→ **AIM OF THE TASK**
From the listing below, extract each line containing the string "signal".

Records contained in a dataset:
= = =

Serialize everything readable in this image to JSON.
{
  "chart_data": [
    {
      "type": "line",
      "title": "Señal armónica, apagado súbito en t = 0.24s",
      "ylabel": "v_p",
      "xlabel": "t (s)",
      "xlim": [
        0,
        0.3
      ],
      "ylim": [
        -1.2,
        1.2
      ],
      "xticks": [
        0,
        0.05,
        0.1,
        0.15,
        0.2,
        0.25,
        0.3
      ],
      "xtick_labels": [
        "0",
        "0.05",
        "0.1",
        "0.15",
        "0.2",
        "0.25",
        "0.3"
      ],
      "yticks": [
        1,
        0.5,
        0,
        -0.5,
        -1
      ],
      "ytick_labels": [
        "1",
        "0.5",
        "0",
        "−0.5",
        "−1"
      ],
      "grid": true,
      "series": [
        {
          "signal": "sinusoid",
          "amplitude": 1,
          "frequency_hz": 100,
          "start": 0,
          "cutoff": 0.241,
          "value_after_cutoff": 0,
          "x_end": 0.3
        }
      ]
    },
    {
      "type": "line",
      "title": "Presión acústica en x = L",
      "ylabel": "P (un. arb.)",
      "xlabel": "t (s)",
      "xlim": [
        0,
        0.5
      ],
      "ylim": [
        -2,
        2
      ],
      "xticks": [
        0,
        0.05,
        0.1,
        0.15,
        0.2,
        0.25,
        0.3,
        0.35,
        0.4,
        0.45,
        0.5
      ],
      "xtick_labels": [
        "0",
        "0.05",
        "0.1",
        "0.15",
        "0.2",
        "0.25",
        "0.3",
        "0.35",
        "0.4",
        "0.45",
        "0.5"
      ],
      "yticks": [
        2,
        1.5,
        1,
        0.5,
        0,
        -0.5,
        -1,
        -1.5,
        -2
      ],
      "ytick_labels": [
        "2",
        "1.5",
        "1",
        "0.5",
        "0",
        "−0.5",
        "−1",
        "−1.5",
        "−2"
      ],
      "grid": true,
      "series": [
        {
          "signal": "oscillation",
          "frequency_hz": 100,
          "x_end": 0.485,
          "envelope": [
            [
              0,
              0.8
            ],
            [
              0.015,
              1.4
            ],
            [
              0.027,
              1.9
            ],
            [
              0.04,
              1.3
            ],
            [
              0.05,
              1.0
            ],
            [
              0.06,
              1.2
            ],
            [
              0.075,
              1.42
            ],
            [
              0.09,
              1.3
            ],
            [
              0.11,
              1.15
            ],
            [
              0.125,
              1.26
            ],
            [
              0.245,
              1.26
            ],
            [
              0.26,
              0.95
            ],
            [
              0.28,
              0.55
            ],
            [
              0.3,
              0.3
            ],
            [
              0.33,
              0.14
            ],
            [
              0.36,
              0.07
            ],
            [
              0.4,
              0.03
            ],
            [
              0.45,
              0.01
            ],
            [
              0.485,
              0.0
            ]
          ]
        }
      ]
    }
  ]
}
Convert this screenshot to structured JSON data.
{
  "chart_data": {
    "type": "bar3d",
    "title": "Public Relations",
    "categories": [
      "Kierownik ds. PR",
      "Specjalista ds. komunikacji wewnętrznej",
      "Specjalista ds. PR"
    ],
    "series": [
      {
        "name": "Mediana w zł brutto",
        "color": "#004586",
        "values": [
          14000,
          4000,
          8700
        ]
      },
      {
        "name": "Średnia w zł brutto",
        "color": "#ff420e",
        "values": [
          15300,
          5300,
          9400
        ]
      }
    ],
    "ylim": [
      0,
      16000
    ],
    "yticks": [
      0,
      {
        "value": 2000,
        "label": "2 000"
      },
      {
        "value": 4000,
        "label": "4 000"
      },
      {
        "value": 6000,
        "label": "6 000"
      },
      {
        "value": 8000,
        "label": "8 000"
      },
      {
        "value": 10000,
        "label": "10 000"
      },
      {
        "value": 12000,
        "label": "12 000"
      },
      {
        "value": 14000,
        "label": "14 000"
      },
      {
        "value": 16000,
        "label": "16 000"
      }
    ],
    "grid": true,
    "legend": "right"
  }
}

= = =

→ **SOLUTION FOR THIS EXERCISE**
          "signal": "sinusoid",
          "signal": "oscillation",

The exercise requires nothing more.